### INSTRUCTIONS FOR THE TASK
Print the entries verbatim, leaving out the images they contain.

### DATA FOR THIS TASK
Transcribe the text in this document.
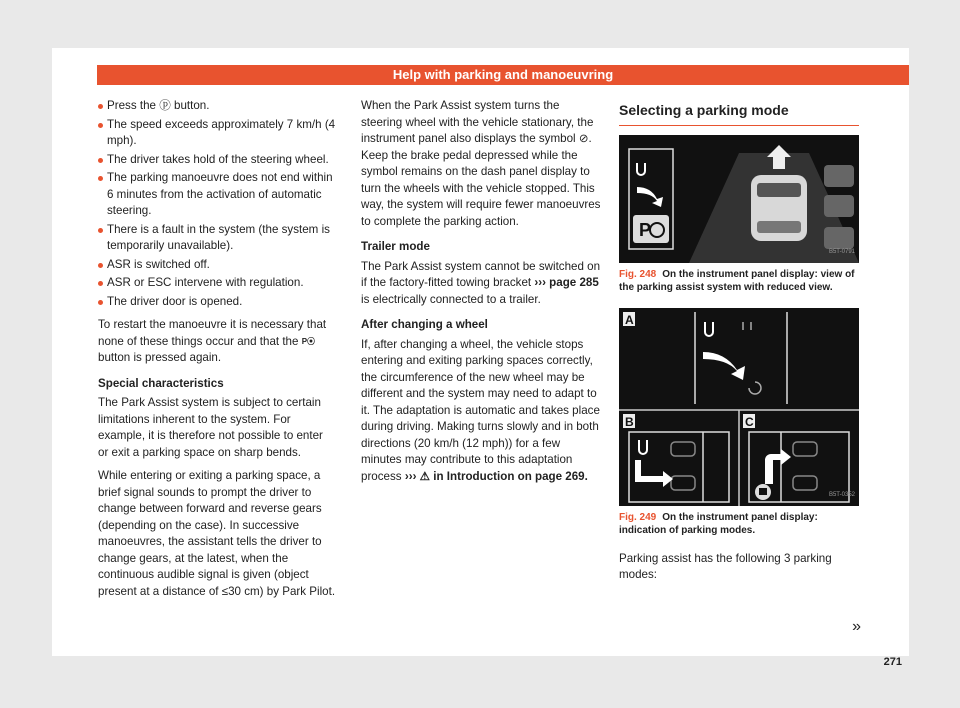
Help with parking and manoeuvring
Press the ⓟ button.
The speed exceeds approximately 7 km/h (4 mph).
The driver takes hold of the steering wheel.
The parking manoeuvre does not end within 6 minutes from the activation of automatic steering.
There is a fault in the system (the system is temporarily unavailable).
ASR is switched off.
ASR or ESC intervene with regulation.
The driver door is opened.

To restart the manoeuvre it is necessary that none of these things occur and that the P⦿ button is pressed again.

Special characteristics

The Park Assist system is subject to certain limitations inherent to the system. For example, it is therefore not possible to enter or exit a parking space on sharp bends.

While entering or exiting a parking space, a brief signal sounds to prompt the driver to change between forward and reverse gears (depending on the case). In successive manoeuvres, the assistant tells the driver to change gears, at the latest, when the continuous audible signal is given (object present at a distance of ≤30 cm) by Park Pilot.

When the Park Assist system turns the steering wheel with the vehicle stationary, the instrument panel also displays the symbol ⊘. Keep the brake pedal depressed while the symbol remains on the dash panel display to turn the wheels with the vehicle stopped. This way, the system will require fewer manoeuvres to complete the parking action.

Trailer mode

The Park Assist system cannot be switched on if the factory-fitted towing bracket ››› page 285 is electrically connected to a trailer.

After changing a wheel

If, after changing a wheel, the vehicle stops entering and exiting parking spaces correctly, the circumference of the new wheel may be different and the system may need to adapt to it. The adaptation is automatic and takes place during driving. Making turns slowly and in both directions (20 km/h (12 mph)) for a few minutes may contribute to this adaptation process ››› ⚠ in Introduction on page 269.

Selecting a parking mode
P
B5T-0791
Fig. 248 On the instrument panel display: view of the parking assist system with reduced view.
A
B	C
B5T-0352
Fig. 249 On the instrument panel display: indication of parking modes.

Parking assist has the following 3 parking modes:

»
271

### SOLUTION TO THE PROBLEM
Transcribe the text in this document.
Help with parking and manoeuvring
Press the ⓟ button.
The speed exceeds approximately 7 km/h (4 mph).
The driver takes hold of the steering wheel.
The parking manoeuvre does not end within 6 minutes from the activation of automatic steering.
There is a fault in the system (the system is temporarily unavailable).
ASR is switched off.
ASR or ESC intervene with regulation.
The driver door is opened.

To restart the manoeuvre it is necessary that none of these things occur and that the P⦿ button is pressed again.

Special characteristics

The Park Assist system is subject to certain limitations inherent to the system. For example, it is therefore not possible to enter or exit a parking space on sharp bends.

While entering or exiting a parking space, a brief signal sounds to prompt the driver to change between forward and reverse gears (depending on the case). In successive manoeuvres, the assistant tells the driver to change gears, at the latest, when the continuous audible signal is given (object present at a distance of ≤30 cm) by Park Pilot.

When the Park Assist system turns the steering wheel with the vehicle stationary, the instrument panel also displays the symbol ⊘. Keep the brake pedal depressed while the symbol remains on the dash panel display to turn the wheels with the vehicle stopped. This way, the system will require fewer manoeuvres to complete the parking action.

Trailer mode

The Park Assist system cannot be switched on if the factory-fitted towing bracket ››› page 285 is electrically connected to a trailer.

After changing a wheel

If, after changing a wheel, the vehicle stops entering and exiting parking spaces correctly, the circumference of the new wheel may be different and the system may need to adapt to it. The adaptation is automatic and takes place during driving. Making turns slowly and in both directions (20 km/h (12 mph)) for a few minutes may contribute to this adaptation process ››› ⚠ in Introduction on page 269.

Selecting a parking mode
P
B5T-0791
Fig. 248 On the instrument panel display: view of the parking assist system with reduced view.
A
B	C
B5T-0352
Fig. 249 On the instrument panel display: indication of parking modes.

Parking assist has the following 3 parking modes:

»
271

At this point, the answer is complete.